▶ _The task_
Write out the full listing again, exactly as it stands.

▶ _Exercise data_
* * * * * * *

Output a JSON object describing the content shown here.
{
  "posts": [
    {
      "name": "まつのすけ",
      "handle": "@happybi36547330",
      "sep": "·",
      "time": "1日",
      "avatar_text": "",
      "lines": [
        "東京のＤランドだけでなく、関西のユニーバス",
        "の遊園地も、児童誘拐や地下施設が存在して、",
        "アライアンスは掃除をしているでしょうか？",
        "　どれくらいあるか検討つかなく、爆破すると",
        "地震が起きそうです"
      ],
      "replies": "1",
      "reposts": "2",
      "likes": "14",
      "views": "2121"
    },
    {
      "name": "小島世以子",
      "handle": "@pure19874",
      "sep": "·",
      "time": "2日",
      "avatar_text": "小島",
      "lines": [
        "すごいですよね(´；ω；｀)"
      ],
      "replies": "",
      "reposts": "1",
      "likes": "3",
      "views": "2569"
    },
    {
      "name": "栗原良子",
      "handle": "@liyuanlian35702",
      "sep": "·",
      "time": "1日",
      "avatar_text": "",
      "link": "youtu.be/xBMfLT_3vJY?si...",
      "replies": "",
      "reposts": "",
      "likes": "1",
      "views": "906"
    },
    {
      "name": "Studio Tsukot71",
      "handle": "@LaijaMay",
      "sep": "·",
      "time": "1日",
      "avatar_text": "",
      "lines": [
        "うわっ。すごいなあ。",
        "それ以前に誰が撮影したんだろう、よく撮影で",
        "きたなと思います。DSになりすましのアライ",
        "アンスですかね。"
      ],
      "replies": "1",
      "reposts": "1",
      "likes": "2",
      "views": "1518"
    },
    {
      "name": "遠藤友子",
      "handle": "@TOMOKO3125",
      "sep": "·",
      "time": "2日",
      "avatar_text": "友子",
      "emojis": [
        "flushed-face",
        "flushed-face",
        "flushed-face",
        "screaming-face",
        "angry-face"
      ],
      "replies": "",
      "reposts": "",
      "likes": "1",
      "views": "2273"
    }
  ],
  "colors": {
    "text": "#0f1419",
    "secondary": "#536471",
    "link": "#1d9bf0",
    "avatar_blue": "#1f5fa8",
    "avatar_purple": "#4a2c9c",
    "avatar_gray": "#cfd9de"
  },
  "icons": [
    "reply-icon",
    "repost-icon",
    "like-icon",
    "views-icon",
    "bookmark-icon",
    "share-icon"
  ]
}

* * * * * * *

▶ _Expected answer_
Output a JSON object describing the content shown here.
{
  "posts": [
    {
      "name": "まつのすけ",
      "handle": "@happybi36547330",
      "sep": "·",
      "time": "1日",
      "avatar_text": "",
      "lines": [
        "東京のＤランドだけでなく、関西のユニーバス",
        "の遊園地も、児童誘拐や地下施設が存在して、",
        "アライアンスは掃除をしているでしょうか？",
        "　どれくらいあるか検討つかなく、爆破すると",
        "地震が起きそうです"
      ],
      "replies": "1",
      "reposts": "2",
      "likes": "14",
      "views": "2121"
    },
    {
      "name": "小島世以子",
      "handle": "@pure19874",
      "sep": "·",
      "time": "2日",
      "avatar_text": "小島",
      "lines": [
        "すごいですよね(´；ω；｀)"
      ],
      "replies": "",
      "reposts": "1",
      "likes": "3",
      "views": "2569"
    },
    {
      "name": "栗原良子",
      "handle": "@liyuanlian35702",
      "sep": "·",
      "time": "1日",
      "avatar_text": "",
      "link": "youtu.be/xBMfLT_3vJY?si...",
      "replies": "",
      "reposts": "",
      "likes": "1",
      "views": "906"
    },
    {
      "name": "Studio Tsukot71",
      "handle": "@LaijaMay",
      "sep": "·",
      "time": "1日",
      "avatar_text": "",
      "lines": [
        "うわっ。すごいなあ。",
        "それ以前に誰が撮影したんだろう、よく撮影で",
        "きたなと思います。DSになりすましのアライ",
        "アンスですかね。"
      ],
      "replies": "1",
      "reposts": "1",
      "likes": "2",
      "views": "1518"
    },
    {
      "name": "遠藤友子",
      "handle": "@TOMOKO3125",
      "sep": "·",
      "time": "2日",
      "avatar_text": "友子",
      "emojis": [
        "flushed-face",
        "flushed-face",
        "flushed-face",
        "screaming-face",
        "angry-face"
      ],
      "replies": "",
      "reposts": "",
      "likes": "1",
      "views": "2273"
    }
  ],
  "colors": {
    "text": "#0f1419",
    "secondary": "#536471",
    "link": "#1d9bf0",
    "avatar_blue": "#1f5fa8",
    "avatar_purple": "#4a2c9c",
    "avatar_gray": "#cfd9de"
  },
  "icons": [
    "reply-icon",
    "repost-icon",
    "like-icon",
    "views-icon",
    "bookmark-icon",
    "share-icon"
  ]
}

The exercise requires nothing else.